EXERCISE
Print the records below word for word, but leave out the pictures.

[Dataset items]
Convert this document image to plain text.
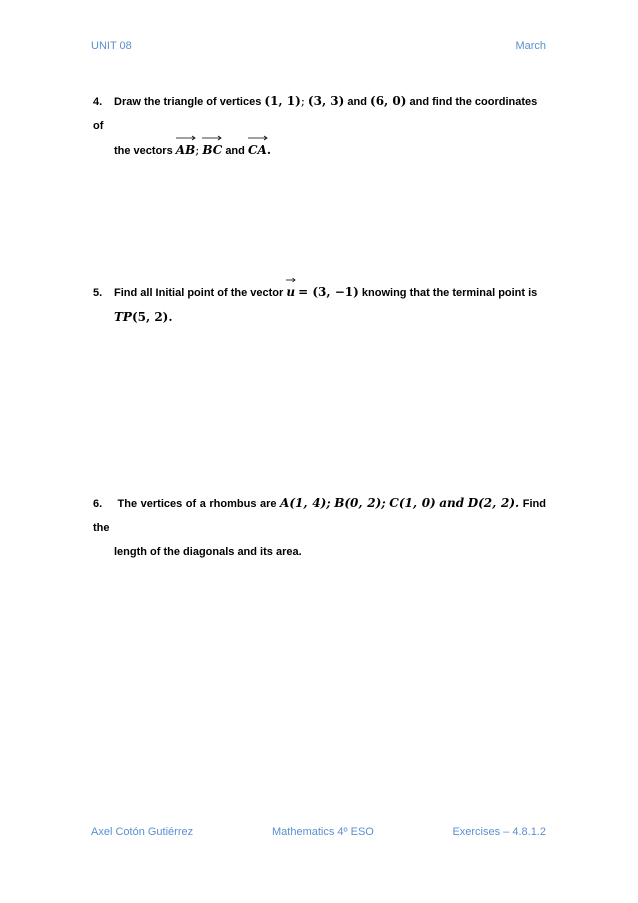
UNIT 08	March
4. Draw the triangle of vertices (1, 1); (3, 3) and (6, 0) and find the coordinates of
the vectors AB; BC and CA.
5. Find all Initial point of the vector u = (3, −1) knowing that the terminal point is
TP(5, 2).
6. The vertices of a rhombus are A(1, 4); B(0, 2); C(1, 0) and D(2, 2). Find the
length of the diagonals and its area.
Axel Cotón Gutiérrez	Mathematics 4º ESO	Exercises – 4.8.1.2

TASK SOLUTION
Convert this document image to plain text.
UNIT 08	March
4. Draw the triangle of vertices (1, 1); (3, 3) and (6, 0) and find the coordinates of
the vectors AB; BC and CA.
5. Find all Initial point of the vector u = (3, −1) knowing that the terminal point is
TP(5, 2).
6. The vertices of a rhombus are A(1, 4); B(0, 2); C(1, 0) and D(2, 2). Find the
length of the diagonals and its area.
Axel Cotón Gutiérrez	Mathematics 4º ESO	Exercises – 4.8.1.2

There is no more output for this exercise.